■ EXERCISE INPUT
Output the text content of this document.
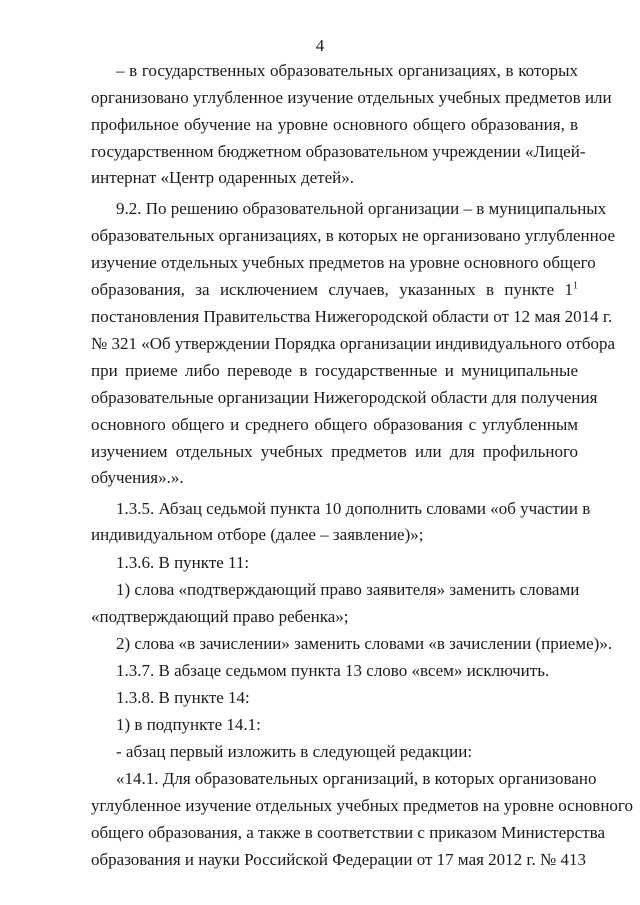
4
– в государственных образовательных организациях, в которых
организовано углубленное изучение отдельных учебных предметов или
профильное обучение на уровне основного общего образования, в
государственном бюджетном образовательном учреждении «Лицей-
интернат «Центр одаренных детей».
9.2. По решению образовательной организации – в муниципальных
образовательных организациях, в которых не организовано углубленное
изучение отдельных учебных предметов на уровне основного общего
образования, за исключением случаев, указанных в пункте $1^1$
постановления Правительства Нижегородской области от 12 мая 2014 г.
№ 321 «Об утверждении Порядка организации индивидуального отбора
при приеме либо переводе в государственные и муниципальные
образовательные организации Нижегородской области для получения
основного общего и среднего общего образования с углубленным
изучением отдельных учебных предметов или для профильного
обучения».».
1.3.5. Абзац седьмой пункта 10 дополнить словами «об участии в
индивидуальном отборе (далее – заявление)»;
1.3.6. В пункте 11:
1) слова «подтверждающий право заявителя» заменить словами
«подтверждающий право ребенка»;
2) слова «в зачислении» заменить словами «в зачислении (приеме)».
1.3.7. В абзаце седьмом пункта 13 слово «всем» исключить.
1.3.8. В пункте 14:
1) в подпункте 14.1:
- абзац первый изложить в следующей редакции:
«14.1. Для образовательных организаций, в которых организовано
углубленное изучение отдельных учебных предметов на уровне основного
общего образования, а также в соответствии с приказом Министерства
образования и науки Российской Федерации от 17 мая 2012 г. № 413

■ INSTRUCTIONS TO FOLLOW
Return every line containing "учебных".

■ EXPECTED OUTPUT
организовано углубленное изучение отдельных учебных предметов или
изучение отдельных учебных предметов на уровне основного общего
изучением отдельных учебных предметов или для профильного
углубленное изучение отдельных учебных предметов на уровне основного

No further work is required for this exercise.